Records excerpted from a collection
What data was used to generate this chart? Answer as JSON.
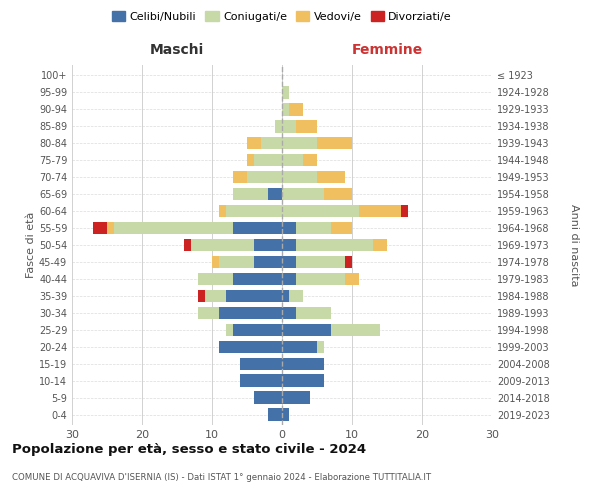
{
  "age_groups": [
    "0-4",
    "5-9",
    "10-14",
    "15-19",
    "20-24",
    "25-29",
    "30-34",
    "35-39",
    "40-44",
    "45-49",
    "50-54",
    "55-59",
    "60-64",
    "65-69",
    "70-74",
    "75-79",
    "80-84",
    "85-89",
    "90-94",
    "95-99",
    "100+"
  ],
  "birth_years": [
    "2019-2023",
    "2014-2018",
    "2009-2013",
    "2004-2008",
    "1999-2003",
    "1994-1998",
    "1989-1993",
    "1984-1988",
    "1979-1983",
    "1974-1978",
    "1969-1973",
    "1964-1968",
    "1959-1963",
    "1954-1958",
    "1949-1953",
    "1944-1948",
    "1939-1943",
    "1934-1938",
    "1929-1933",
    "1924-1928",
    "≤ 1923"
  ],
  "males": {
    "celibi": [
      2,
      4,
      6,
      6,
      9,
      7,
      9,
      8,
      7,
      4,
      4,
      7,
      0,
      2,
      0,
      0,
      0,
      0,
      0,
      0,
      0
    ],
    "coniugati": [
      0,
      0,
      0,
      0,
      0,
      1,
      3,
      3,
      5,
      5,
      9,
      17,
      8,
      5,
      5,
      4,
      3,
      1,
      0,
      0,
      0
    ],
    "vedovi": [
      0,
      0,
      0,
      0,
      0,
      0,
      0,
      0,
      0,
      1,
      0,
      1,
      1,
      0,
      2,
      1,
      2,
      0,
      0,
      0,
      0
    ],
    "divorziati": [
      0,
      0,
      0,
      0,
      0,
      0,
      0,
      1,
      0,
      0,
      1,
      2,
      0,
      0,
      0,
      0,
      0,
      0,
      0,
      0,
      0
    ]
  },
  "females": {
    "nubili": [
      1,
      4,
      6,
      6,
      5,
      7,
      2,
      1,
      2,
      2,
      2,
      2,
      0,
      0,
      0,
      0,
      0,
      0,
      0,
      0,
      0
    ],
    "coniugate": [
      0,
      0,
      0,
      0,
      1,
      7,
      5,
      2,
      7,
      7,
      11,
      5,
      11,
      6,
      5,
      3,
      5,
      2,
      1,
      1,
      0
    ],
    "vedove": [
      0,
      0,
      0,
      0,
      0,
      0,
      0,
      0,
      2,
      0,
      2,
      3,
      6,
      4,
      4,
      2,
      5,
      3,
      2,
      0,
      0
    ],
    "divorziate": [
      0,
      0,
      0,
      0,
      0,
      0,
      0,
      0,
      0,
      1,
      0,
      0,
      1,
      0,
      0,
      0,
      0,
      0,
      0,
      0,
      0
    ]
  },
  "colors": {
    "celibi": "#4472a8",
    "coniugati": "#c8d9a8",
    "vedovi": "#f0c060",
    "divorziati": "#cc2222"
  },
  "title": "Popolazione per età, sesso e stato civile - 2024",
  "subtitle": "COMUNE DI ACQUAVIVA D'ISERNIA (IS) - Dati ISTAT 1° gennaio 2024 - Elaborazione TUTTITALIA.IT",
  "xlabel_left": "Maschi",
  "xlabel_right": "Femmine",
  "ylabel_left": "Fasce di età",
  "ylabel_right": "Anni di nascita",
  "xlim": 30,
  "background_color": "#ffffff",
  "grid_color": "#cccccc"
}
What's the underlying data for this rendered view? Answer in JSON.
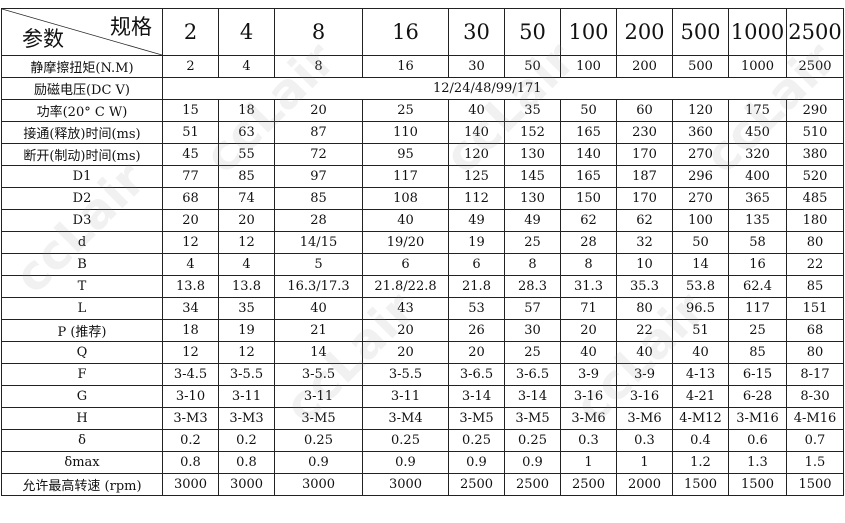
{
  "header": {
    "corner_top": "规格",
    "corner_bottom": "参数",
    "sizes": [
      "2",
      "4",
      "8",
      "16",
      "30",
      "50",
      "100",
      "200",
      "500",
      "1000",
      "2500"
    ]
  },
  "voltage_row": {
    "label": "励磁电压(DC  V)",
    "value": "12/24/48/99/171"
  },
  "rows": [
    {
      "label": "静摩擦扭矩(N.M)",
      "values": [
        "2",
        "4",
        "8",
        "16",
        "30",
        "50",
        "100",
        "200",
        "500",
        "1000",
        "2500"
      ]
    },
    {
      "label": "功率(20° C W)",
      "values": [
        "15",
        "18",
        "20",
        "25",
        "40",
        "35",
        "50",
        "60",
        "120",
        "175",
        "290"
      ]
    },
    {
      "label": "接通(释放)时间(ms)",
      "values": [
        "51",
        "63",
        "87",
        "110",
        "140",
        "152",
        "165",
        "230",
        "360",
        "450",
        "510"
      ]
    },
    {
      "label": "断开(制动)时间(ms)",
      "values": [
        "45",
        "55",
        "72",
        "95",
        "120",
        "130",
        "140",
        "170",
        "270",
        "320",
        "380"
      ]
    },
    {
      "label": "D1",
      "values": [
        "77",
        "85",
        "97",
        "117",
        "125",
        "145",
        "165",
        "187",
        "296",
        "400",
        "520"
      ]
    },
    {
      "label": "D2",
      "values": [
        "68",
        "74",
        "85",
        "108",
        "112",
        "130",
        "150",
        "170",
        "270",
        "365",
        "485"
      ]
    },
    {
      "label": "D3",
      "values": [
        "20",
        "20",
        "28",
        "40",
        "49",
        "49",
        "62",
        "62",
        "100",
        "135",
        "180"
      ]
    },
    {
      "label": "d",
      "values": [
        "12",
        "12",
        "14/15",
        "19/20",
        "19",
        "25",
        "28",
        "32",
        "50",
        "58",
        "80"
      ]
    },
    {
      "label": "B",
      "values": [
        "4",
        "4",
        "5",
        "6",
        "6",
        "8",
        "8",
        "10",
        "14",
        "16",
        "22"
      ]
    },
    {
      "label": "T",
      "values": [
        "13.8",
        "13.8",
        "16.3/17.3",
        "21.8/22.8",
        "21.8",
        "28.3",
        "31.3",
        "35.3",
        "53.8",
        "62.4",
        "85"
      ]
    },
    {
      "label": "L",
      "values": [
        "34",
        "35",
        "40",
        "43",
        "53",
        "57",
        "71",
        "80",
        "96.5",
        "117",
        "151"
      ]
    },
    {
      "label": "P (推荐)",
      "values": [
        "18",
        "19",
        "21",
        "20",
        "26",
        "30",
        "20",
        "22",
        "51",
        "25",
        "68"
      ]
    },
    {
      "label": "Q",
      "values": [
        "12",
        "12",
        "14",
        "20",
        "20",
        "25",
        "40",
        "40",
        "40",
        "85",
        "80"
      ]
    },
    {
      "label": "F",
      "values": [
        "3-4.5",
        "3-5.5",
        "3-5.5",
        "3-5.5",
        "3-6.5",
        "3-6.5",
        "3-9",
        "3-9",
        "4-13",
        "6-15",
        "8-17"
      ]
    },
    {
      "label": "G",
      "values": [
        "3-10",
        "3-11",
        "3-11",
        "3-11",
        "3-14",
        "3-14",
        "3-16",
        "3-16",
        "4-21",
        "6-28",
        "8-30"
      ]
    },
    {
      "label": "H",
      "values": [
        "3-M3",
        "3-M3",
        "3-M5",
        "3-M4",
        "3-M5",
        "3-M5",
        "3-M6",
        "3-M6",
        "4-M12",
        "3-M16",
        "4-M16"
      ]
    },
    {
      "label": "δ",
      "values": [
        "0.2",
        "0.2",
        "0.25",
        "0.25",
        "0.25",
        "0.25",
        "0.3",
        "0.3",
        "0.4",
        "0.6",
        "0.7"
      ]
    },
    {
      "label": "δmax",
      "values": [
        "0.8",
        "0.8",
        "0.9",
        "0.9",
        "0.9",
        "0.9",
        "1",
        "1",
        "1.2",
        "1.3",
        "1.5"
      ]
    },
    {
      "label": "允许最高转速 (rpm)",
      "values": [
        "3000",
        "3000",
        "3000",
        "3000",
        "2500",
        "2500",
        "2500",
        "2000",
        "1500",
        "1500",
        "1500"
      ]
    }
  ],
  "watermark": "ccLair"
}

» WRITTEN REQUEST: Search the records for the word "data" and copy every line where it occurs.

» RESULT OF THE TASK:
What data was used to generate this chart? Answer as JSON.
What's the underlying data for this rendered view? Answer in JSON.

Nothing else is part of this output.